[Entries taken from a collection]
-------------------------

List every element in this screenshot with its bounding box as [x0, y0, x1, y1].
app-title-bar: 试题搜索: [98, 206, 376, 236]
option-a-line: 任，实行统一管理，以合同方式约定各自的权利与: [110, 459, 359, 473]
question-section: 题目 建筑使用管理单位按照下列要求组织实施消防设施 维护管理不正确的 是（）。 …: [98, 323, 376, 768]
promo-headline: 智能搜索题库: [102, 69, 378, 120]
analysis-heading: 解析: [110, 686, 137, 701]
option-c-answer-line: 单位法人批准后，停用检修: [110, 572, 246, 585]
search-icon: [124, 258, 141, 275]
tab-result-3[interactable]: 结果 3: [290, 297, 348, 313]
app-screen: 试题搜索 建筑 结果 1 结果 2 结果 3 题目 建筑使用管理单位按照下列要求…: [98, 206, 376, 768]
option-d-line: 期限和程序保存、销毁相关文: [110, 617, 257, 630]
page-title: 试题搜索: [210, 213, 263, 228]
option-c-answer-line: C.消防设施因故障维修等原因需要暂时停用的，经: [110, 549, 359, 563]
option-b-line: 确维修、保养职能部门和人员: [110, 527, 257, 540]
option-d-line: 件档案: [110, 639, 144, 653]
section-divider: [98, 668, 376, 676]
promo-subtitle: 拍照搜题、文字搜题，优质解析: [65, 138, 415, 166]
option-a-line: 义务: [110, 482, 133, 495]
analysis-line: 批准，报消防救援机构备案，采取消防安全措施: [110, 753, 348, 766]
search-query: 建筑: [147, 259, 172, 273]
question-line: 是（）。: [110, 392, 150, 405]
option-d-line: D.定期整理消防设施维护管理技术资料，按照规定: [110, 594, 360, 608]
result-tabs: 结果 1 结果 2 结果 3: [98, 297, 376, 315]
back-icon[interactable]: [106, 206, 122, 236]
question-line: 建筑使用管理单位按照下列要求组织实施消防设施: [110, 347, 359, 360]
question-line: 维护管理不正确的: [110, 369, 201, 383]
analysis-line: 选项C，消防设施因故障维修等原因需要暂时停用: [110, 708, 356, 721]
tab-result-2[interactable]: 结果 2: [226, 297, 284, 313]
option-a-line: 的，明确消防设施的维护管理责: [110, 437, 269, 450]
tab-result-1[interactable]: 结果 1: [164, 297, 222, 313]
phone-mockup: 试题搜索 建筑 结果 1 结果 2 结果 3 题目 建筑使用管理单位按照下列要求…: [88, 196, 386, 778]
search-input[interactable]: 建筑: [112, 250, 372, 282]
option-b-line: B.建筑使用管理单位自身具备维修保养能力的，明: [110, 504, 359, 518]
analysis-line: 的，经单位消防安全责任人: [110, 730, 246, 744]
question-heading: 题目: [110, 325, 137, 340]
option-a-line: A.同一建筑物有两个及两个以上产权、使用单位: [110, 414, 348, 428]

-------------------------

- **Written request**: Please return the records from the start up to and including the line with "question-section: 题目 建筑使用管理单位按照下列要求组织实施消防设施", reproducing each line exactly.

- **Full output**:
List every element in this screenshot with its bounding box as [x0, y0, x1, y1].
app-title-bar: 试题搜索: [98, 206, 376, 236]
option-a-line: 任，实行统一管理，以合同方式约定各自的权利与: [110, 459, 359, 473]
question-section: 题目 建筑使用管理单位按照下列要求组织实施消防设施 维护管理不正确的 是（）。 …: [98, 323, 376, 768]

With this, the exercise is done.